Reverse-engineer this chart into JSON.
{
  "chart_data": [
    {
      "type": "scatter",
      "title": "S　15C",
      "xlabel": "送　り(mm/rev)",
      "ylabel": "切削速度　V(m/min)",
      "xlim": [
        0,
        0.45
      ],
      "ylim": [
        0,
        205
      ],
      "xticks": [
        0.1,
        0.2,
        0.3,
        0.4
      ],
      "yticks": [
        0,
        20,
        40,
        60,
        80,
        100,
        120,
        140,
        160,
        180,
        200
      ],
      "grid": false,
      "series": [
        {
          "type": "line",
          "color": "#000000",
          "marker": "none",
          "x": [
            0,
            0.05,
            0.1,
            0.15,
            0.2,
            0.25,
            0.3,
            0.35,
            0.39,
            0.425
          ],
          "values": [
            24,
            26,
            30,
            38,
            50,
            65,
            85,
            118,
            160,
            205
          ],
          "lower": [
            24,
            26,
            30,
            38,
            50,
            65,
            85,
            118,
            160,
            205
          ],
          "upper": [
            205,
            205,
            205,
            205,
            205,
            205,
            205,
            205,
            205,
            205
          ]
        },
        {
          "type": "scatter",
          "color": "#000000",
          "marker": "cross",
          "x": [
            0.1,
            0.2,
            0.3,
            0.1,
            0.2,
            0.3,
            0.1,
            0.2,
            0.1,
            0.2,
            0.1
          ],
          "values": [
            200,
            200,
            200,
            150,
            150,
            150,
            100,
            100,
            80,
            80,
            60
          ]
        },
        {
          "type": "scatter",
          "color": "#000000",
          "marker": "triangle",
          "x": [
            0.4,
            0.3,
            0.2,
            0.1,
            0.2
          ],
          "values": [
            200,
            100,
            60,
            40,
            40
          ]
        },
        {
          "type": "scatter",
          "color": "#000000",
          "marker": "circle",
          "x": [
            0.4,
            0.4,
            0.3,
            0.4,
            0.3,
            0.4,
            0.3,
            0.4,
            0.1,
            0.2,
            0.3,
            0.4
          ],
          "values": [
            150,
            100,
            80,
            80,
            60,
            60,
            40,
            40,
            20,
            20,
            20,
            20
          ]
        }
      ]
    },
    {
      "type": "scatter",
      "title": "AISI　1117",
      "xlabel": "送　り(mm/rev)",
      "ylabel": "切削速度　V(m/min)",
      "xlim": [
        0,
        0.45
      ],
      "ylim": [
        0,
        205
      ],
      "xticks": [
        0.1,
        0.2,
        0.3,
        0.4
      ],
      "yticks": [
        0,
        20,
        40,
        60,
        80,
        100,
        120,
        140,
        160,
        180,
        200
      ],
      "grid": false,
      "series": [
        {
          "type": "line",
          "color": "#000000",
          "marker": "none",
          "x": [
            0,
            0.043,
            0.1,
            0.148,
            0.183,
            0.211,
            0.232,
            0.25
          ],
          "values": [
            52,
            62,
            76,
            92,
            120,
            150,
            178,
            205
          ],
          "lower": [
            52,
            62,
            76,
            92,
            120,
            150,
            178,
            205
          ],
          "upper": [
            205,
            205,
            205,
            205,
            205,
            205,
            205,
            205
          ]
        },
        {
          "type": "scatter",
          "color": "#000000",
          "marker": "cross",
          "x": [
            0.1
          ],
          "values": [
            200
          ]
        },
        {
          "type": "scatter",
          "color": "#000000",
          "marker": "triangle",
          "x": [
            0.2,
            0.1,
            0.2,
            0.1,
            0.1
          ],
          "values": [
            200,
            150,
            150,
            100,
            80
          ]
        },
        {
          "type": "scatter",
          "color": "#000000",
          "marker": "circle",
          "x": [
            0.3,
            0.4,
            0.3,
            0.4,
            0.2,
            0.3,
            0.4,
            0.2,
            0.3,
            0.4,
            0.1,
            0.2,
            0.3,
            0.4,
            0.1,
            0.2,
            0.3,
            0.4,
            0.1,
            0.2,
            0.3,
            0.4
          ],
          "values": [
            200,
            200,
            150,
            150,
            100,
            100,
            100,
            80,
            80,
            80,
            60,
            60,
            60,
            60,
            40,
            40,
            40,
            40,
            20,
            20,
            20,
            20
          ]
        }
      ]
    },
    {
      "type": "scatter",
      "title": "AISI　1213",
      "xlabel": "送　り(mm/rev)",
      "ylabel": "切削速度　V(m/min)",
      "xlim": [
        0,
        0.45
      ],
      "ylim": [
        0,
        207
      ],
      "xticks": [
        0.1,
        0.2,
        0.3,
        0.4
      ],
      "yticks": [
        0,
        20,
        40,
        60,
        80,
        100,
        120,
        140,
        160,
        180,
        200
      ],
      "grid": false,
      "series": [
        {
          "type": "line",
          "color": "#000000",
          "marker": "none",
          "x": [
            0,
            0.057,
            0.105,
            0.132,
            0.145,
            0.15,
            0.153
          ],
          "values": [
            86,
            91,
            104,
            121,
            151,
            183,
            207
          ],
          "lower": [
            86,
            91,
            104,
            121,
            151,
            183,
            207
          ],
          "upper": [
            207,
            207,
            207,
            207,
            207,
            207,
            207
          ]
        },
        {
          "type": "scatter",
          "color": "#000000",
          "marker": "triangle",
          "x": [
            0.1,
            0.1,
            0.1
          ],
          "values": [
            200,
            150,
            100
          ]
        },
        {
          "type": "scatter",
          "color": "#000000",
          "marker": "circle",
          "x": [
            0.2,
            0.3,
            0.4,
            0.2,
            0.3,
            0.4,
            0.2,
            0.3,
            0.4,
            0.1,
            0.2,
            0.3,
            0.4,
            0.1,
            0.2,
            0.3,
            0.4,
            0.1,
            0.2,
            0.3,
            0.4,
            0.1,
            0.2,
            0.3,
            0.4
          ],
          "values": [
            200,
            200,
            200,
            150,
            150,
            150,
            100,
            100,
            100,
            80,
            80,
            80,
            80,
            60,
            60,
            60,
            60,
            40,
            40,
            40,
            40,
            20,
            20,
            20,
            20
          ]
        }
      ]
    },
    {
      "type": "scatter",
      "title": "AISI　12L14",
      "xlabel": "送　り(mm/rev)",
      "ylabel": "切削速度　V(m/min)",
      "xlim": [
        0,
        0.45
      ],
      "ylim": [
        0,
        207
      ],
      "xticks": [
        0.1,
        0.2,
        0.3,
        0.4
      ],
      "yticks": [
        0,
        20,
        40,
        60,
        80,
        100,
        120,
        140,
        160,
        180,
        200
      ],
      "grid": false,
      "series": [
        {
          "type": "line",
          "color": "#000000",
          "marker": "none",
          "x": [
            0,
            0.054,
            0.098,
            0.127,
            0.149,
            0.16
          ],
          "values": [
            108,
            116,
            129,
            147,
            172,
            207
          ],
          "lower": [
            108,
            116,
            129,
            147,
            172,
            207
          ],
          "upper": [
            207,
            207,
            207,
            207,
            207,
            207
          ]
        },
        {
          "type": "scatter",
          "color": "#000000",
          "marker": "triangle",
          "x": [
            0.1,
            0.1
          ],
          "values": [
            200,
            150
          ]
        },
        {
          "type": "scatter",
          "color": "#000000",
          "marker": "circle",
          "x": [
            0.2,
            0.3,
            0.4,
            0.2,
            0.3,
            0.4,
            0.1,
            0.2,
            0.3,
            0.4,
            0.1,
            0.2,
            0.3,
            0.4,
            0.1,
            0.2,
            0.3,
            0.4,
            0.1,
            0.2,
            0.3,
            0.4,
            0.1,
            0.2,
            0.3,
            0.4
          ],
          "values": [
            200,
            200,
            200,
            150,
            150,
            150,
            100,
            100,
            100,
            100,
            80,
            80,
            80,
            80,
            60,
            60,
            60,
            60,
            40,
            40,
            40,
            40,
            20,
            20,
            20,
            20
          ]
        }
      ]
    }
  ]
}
§
**PROMPT**
Word for word, quote all of the data above.

**ANSWER TO THIS TASK**
Reverse-engineer this chart into JSON.
{
  "chart_data": [
    {
      "type": "scatter",
      "title": "S　15C",
      "xlabel": "送　り(mm/rev)",
      "ylabel": "切削速度　V(m/min)",
      "xlim": [
        0,
        0.45
      ],
      "ylim": [
        0,
        205
      ],
      "xticks": [
        0.1,
        0.2,
        0.3,
        0.4
      ],
      "yticks": [
        0,
        20,
        40,
        60,
        80,
        100,
        120,
        140,
        160,
        180,
        200
      ],
      "grid": false,
      "series": [
        {
          "type": "line",
          "color": "#000000",
          "marker": "none",
          "x": [
            0,
            0.05,
            0.1,
            0.15,
            0.2,
            0.25,
            0.3,
            0.35,
            0.39,
            0.425
          ],
          "values": [
            24,
            26,
            30,
            38,
            50,
            65,
            85,
            118,
            160,
            205
          ],
          "lower": [
            24,
            26,
            30,
            38,
            50,
            65,
            85,
            118,
            160,
            205
          ],
          "upper": [
            205,
            205,
            205,
            205,
            205,
            205,
            205,
            205,
            205,
            205
          ]
        },
        {
          "type": "scatter",
          "color": "#000000",
          "marker": "cross",
          "x": [
            0.1,
            0.2,
            0.3,
            0.1,
            0.2,
            0.3,
            0.1,
            0.2,
            0.1,
            0.2,
            0.1
          ],
          "values": [
            200,
            200,
            200,
            150,
            150,
            150,
            100,
            100,
            80,
            80,
            60
          ]
        },
        {
          "type": "scatter",
          "color": "#000000",
          "marker": "triangle",
          "x": [
            0.4,
            0.3,
            0.2,
            0.1,
            0.2
          ],
          "values": [
            200,
            100,
            60,
            40,
            40
          ]
        },
        {
          "type": "scatter",
          "color": "#000000",
          "marker": "circle",
          "x": [
            0.4,
            0.4,
            0.3,
            0.4,
            0.3,
            0.4,
            0.3,
            0.4,
            0.1,
            0.2,
            0.3,
            0.4
          ],
          "values": [
            150,
            100,
            80,
            80,
            60,
            60,
            40,
            40,
            20,
            20,
            20,
            20
          ]
        }
      ]
    },
    {
      "type": "scatter",
      "title": "AISI　1117",
      "xlabel": "送　り(mm/rev)",
      "ylabel": "切削速度　V(m/min)",
      "xlim": [
        0,
        0.45
      ],
      "ylim": [
        0,
        205
      ],
      "xticks": [
        0.1,
        0.2,
        0.3,
        0.4
      ],
      "yticks": [
        0,
        20,
        40,
        60,
        80,
        100,
        120,
        140,
        160,
        180,
        200
      ],
      "grid": false,
      "series": [
        {
          "type": "line",
          "color": "#000000",
          "marker": "none",
          "x": [
            0,
            0.043,
            0.1,
            0.148,
            0.183,
            0.211,
            0.232,
            0.25
          ],
          "values": [
            52,
            62,
            76,
            92,
            120,
            150,
            178,
            205
          ],
          "lower": [
            52,
            62,
            76,
            92,
            120,
            150,
            178,
            205
          ],
          "upper": [
            205,
            205,
            205,
            205,
            205,
            205,
            205,
            205
          ]
        },
        {
          "type": "scatter",
          "color": "#000000",
          "marker": "cross",
          "x": [
            0.1
          ],
          "values": [
            200
          ]
        },
        {
          "type": "scatter",
          "color": "#000000",
          "marker": "triangle",
          "x": [
            0.2,
            0.1,
            0.2,
            0.1,
            0.1
          ],
          "values": [
            200,
            150,
            150,
            100,
            80
          ]
        },
        {
          "type": "scatter",
          "color": "#000000",
          "marker": "circle",
          "x": [
            0.3,
            0.4,
            0.3,
            0.4,
            0.2,
            0.3,
            0.4,
            0.2,
            0.3,
            0.4,
            0.1,
            0.2,
            0.3,
            0.4,
            0.1,
            0.2,
            0.3,
            0.4,
            0.1,
            0.2,
            0.3,
            0.4
          ],
          "values": [
            200,
            200,
            150,
            150,
            100,
            100,
            100,
            80,
            80,
            80,
            60,
            60,
            60,
            60,
            40,
            40,
            40,
            40,
            20,
            20,
            20,
            20
          ]
        }
      ]
    },
    {
      "type": "scatter",
      "title": "AISI　1213",
      "xlabel": "送　り(mm/rev)",
      "ylabel": "切削速度　V(m/min)",
      "xlim": [
        0,
        0.45
      ],
      "ylim": [
        0,
        207
      ],
      "xticks": [
        0.1,
        0.2,
        0.3,
        0.4
      ],
      "yticks": [
        0,
        20,
        40,
        60,
        80,
        100,
        120,
        140,
        160,
        180,
        200
      ],
      "grid": false,
      "series": [
        {
          "type": "line",
          "color": "#000000",
          "marker": "none",
          "x": [
            0,
            0.057,
            0.105,
            0.132,
            0.145,
            0.15,
            0.153
          ],
          "values": [
            86,
            91,
            104,
            121,
            151,
            183,
            207
          ],
          "lower": [
            86,
            91,
            104,
            121,
            151,
            183,
            207
          ],
          "upper": [
            207,
            207,
            207,
            207,
            207,
            207,
            207
          ]
        },
        {
          "type": "scatter",
          "color": "#000000",
          "marker": "triangle",
          "x": [
            0.1,
            0.1,
            0.1
          ],
          "values": [
            200,
            150,
            100
          ]
        },
        {
          "type": "scatter",
          "color": "#000000",
          "marker": "circle",
          "x": [
            0.2,
            0.3,
            0.4,
            0.2,
            0.3,
            0.4,
            0.2,
            0.3,
            0.4,
            0.1,
            0.2,
            0.3,
            0.4,
            0.1,
            0.2,
            0.3,
            0.4,
            0.1,
            0.2,
            0.3,
            0.4,
            0.1,
            0.2,
            0.3,
            0.4
          ],
          "values": [
            200,
            200,
            200,
            150,
            150,
            150,
            100,
            100,
            100,
            80,
            80,
            80,
            80,
            60,
            60,
            60,
            60,
            40,
            40,
            40,
            40,
            20,
            20,
            20,
            20
          ]
        }
      ]
    },
    {
      "type": "scatter",
      "title": "AISI　12L14",
      "xlabel": "送　り(mm/rev)",
      "ylabel": "切削速度　V(m/min)",
      "xlim": [
        0,
        0.45
      ],
      "ylim": [
        0,
        207
      ],
      "xticks": [
        0.1,
        0.2,
        0.3,
        0.4
      ],
      "yticks": [
        0,
        20,
        40,
        60,
        80,
        100,
        120,
        140,
        160,
        180,
        200
      ],
      "grid": false,
      "series": [
        {
          "type": "line",
          "color": "#000000",
          "marker": "none",
          "x": [
            0,
            0.054,
            0.098,
            0.127,
            0.149,
            0.16
          ],
          "values": [
            108,
            116,
            129,
            147,
            172,
            207
          ],
          "lower": [
            108,
            116,
            129,
            147,
            172,
            207
          ],
          "upper": [
            207,
            207,
            207,
            207,
            207,
            207
          ]
        },
        {
          "type": "scatter",
          "color": "#000000",
          "marker": "triangle",
          "x": [
            0.1,
            0.1
          ],
          "values": [
            200,
            150
          ]
        },
        {
          "type": "scatter",
          "color": "#000000",
          "marker": "circle",
          "x": [
            0.2,
            0.3,
            0.4,
            0.2,
            0.3,
            0.4,
            0.1,
            0.2,
            0.3,
            0.4,
            0.1,
            0.2,
            0.3,
            0.4,
            0.1,
            0.2,
            0.3,
            0.4,
            0.1,
            0.2,
            0.3,
            0.4,
            0.1,
            0.2,
            0.3,
            0.4
          ],
          "values": [
            200,
            200,
            200,
            150,
            150,
            150,
            100,
            100,
            100,
            100,
            80,
            80,
            80,
            80,
            60,
            60,
            60,
            60,
            40,
            40,
            40,
            40,
            20,
            20,
            20,
            20
          ]
        }
      ]
    }
  ]
}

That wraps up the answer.